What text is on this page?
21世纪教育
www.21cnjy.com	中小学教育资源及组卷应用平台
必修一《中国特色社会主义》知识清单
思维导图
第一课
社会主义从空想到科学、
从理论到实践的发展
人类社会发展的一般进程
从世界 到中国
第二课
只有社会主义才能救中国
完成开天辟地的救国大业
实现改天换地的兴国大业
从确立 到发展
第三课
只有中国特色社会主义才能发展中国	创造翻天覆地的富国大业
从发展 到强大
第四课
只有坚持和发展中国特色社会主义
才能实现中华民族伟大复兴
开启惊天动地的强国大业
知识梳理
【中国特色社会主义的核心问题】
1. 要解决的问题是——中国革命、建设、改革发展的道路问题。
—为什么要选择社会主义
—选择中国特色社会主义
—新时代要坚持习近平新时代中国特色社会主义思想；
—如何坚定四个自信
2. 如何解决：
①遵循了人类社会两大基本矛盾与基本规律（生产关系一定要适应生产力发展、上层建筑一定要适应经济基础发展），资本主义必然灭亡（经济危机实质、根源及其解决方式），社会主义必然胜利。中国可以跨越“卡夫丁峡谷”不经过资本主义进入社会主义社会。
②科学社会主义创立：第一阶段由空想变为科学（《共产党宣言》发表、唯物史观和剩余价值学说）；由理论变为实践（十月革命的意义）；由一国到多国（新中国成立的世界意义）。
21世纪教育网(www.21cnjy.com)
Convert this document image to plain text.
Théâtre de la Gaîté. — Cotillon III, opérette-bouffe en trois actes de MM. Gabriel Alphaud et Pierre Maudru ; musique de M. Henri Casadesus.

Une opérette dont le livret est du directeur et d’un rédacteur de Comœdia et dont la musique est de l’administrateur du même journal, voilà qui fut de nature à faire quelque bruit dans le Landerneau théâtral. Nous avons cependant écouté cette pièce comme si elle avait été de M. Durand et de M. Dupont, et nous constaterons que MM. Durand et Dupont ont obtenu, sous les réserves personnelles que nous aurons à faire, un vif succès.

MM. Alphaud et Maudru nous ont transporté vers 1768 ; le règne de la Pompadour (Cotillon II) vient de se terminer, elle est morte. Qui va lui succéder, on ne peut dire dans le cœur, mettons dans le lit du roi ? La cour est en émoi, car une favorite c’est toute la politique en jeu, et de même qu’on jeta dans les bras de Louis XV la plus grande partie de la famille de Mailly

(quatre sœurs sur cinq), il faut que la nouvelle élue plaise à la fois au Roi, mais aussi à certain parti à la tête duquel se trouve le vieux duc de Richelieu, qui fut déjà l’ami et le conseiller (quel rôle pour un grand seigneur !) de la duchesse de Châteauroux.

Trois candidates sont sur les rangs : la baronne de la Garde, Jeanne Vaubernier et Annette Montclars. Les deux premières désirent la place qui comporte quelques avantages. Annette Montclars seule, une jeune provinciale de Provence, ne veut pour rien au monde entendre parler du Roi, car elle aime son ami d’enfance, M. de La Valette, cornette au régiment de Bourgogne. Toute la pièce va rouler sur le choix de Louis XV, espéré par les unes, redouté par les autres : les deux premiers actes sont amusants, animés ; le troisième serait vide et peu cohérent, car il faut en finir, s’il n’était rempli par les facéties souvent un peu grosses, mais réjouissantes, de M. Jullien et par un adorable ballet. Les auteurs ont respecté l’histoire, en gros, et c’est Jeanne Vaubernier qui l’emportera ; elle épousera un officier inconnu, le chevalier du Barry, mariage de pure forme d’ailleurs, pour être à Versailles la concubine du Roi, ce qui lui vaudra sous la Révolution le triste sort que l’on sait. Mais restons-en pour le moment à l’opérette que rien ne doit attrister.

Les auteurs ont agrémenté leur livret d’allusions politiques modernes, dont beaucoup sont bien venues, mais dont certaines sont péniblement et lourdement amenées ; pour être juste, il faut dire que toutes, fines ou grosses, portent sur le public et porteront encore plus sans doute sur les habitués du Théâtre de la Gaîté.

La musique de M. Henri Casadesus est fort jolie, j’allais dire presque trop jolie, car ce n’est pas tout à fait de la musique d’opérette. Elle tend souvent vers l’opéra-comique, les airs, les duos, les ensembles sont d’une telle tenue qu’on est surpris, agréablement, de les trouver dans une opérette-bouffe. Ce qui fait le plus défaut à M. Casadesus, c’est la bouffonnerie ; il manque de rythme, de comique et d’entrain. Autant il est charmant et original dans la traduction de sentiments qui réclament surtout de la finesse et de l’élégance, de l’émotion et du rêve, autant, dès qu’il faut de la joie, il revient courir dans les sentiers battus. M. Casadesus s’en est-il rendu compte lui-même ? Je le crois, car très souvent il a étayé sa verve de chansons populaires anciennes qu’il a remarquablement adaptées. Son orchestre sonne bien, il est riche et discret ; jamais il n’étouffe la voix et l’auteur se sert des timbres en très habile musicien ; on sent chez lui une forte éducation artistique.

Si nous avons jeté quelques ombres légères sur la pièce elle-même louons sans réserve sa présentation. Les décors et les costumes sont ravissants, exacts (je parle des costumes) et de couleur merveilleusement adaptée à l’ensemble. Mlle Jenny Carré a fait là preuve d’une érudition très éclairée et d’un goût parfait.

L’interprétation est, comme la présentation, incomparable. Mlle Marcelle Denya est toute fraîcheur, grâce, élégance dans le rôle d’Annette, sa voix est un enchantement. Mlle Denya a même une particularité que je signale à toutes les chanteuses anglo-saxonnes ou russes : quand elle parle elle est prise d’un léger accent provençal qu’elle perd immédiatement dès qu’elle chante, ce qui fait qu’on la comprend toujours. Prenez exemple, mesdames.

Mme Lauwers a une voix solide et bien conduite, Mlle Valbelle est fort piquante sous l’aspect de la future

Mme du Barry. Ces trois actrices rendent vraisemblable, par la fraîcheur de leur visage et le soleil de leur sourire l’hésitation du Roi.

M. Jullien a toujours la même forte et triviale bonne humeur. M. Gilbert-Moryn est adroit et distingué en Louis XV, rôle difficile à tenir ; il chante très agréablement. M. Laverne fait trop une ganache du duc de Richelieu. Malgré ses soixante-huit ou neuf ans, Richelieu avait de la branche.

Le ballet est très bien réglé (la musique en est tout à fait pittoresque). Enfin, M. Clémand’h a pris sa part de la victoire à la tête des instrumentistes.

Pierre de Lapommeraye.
———
YOUR GOAL: In full and verbatim, repeat the records given above.

ANSWER:
What text is on this page?
21世纪教育
www.21cnjy.com	中小学教育资源及组卷应用平台
必修一《中国特色社会主义》知识清单
思维导图
第一课
社会主义从空想到科学、
从理论到实践的发展
人类社会发展的一般进程
从世界 到中国
第二课
只有社会主义才能救中国
完成开天辟地的救国大业
实现改天换地的兴国大业
从确立 到发展
第三课
只有中国特色社会主义才能发展中国	创造翻天覆地的富国大业
从发展 到强大
第四课
只有坚持和发展中国特色社会主义
才能实现中华民族伟大复兴
开启惊天动地的强国大业
知识梳理
【中国特色社会主义的核心问题】
1. 要解决的问题是——中国革命、建设、改革发展的道路问题。
—为什么要选择社会主义
—选择中国特色社会主义
—新时代要坚持习近平新时代中国特色社会主义思想；
—如何坚定四个自信
2. 如何解决：
①遵循了人类社会两大基本矛盾与基本规律（生产关系一定要适应生产力发展、上层建筑一定要适应经济基础发展），资本主义必然灭亡（经济危机实质、根源及其解决方式），社会主义必然胜利。中国可以跨越“卡夫丁峡谷”不经过资本主义进入社会主义社会。
②科学社会主义创立：第一阶段由空想变为科学（《共产党宣言》发表、唯物史观和剩余价值学说）；由理论变为实践（十月革命的意义）；由一国到多国（新中国成立的世界意义）。
21世纪教育网(www.21cnjy.com)
Convert this document image to plain text.
Théâtre de la Gaîté. — Cotillon III, opérette-bouffe en trois actes de MM. Gabriel Alphaud et Pierre Maudru ; musique de M. Henri Casadesus.

Une opérette dont le livret est du directeur et d’un rédacteur de Comœdia et dont la musique est de l’administrateur du même journal, voilà qui fut de nature à faire quelque bruit dans le Landerneau théâtral. Nous avons cependant écouté cette pièce comme si elle avait été de M. Durand et de M. Dupont, et nous constaterons que MM. Durand et Dupont ont obtenu, sous les réserves personnelles que nous aurons à faire, un vif succès.

MM. Alphaud et Maudru nous ont transporté vers 1768 ; le règne de la Pompadour (Cotillon II) vient de se terminer, elle est morte. Qui va lui succéder, on ne peut dire dans le cœur, mettons dans le lit du roi ? La cour est en émoi, car une favorite c’est toute la politique en jeu, et de même qu’on jeta dans les bras de Louis XV la plus grande partie de la famille de Mailly

(quatre sœurs sur cinq), il faut que la nouvelle élue plaise à la fois au Roi, mais aussi à certain parti à la tête duquel se trouve le vieux duc de Richelieu, qui fut déjà l’ami et le conseiller (quel rôle pour un grand seigneur !) de la duchesse de Châteauroux.

Trois candidates sont sur les rangs : la baronne de la Garde, Jeanne Vaubernier et Annette Montclars. Les deux premières désirent la place qui comporte quelques avantages. Annette Montclars seule, une jeune provinciale de Provence, ne veut pour rien au monde entendre parler du Roi, car elle aime son ami d’enfance, M. de La Valette, cornette au régiment de Bourgogne. Toute la pièce va rouler sur le choix de Louis XV, espéré par les unes, redouté par les autres : les deux premiers actes sont amusants, animés ; le troisième serait vide et peu cohérent, car il faut en finir, s’il n’était rempli par les facéties souvent un peu grosses, mais réjouissantes, de M. Jullien et par un adorable ballet. Les auteurs ont respecté l’histoire, en gros, et c’est Jeanne Vaubernier qui l’emportera ; elle épousera un officier inconnu, le chevalier du Barry, mariage de pure forme d’ailleurs, pour être à Versailles la concubine du Roi, ce qui lui vaudra sous la Révolution le triste sort que l’on sait. Mais restons-en pour le moment à l’opérette que rien ne doit attrister.

Les auteurs ont agrémenté leur livret d’allusions politiques modernes, dont beaucoup sont bien venues, mais dont certaines sont péniblement et lourdement amenées ; pour être juste, il faut dire que toutes, fines ou grosses, portent sur le public et porteront encore plus sans doute sur les habitués du Théâtre de la Gaîté.

La musique de M. Henri Casadesus est fort jolie, j’allais dire presque trop jolie, car ce n’est pas tout à fait de la musique d’opérette. Elle tend souvent vers l’opéra-comique, les airs, les duos, les ensembles sont d’une telle tenue qu’on est surpris, agréablement, de les trouver dans une opérette-bouffe. Ce qui fait le plus défaut à M. Casadesus, c’est la bouffonnerie ; il manque de rythme, de comique et d’entrain. Autant il est charmant et original dans la traduction de sentiments qui réclament surtout de la finesse et de l’élégance, de l’émotion et du rêve, autant, dès qu’il faut de la joie, il revient courir dans les sentiers battus. M. Casadesus s’en est-il rendu compte lui-même ? Je le crois, car très souvent il a étayé sa verve de chansons populaires anciennes qu’il a remarquablement adaptées. Son orchestre sonne bien, il est riche et discret ; jamais il n’étouffe la voix et l’auteur se sert des timbres en très habile musicien ; on sent chez lui une forte éducation artistique.

Si nous avons jeté quelques ombres légères sur la pièce elle-même louons sans réserve sa présentation. Les décors et les costumes sont ravissants, exacts (je parle des costumes) et de couleur merveilleusement adaptée à l’ensemble. Mlle Jenny Carré a fait là preuve d’une érudition très éclairée et d’un goût parfait.

L’interprétation est, comme la présentation, incomparable. Mlle Marcelle Denya est toute fraîcheur, grâce, élégance dans le rôle d’Annette, sa voix est un enchantement. Mlle Denya a même une particularité que je signale à toutes les chanteuses anglo-saxonnes ou russes : quand elle parle elle est prise d’un léger accent provençal qu’elle perd immédiatement dès qu’elle chante, ce qui fait qu’on la comprend toujours. Prenez exemple, mesdames.

Mme Lauwers a une voix solide et bien conduite, Mlle Valbelle est fort piquante sous l’aspect de la future

Mme du Barry. Ces trois actrices rendent vraisemblable, par la fraîcheur de leur visage et le soleil de leur sourire l’hésitation du Roi.

M. Jullien a toujours la même forte et triviale bonne humeur. M. Gilbert-Moryn est adroit et distingué en Louis XV, rôle difficile à tenir ; il chante très agréablement. M. Laverne fait trop une ganache du duc de Richelieu. Malgré ses soixante-huit ou neuf ans, Richelieu avait de la branche.

Le ballet est très bien réglé (la musique en est tout à fait pittoresque). Enfin, M. Clémand’h a pris sa part de la victoire à la tête des instrumentistes.

Pierre de Lapommeraye.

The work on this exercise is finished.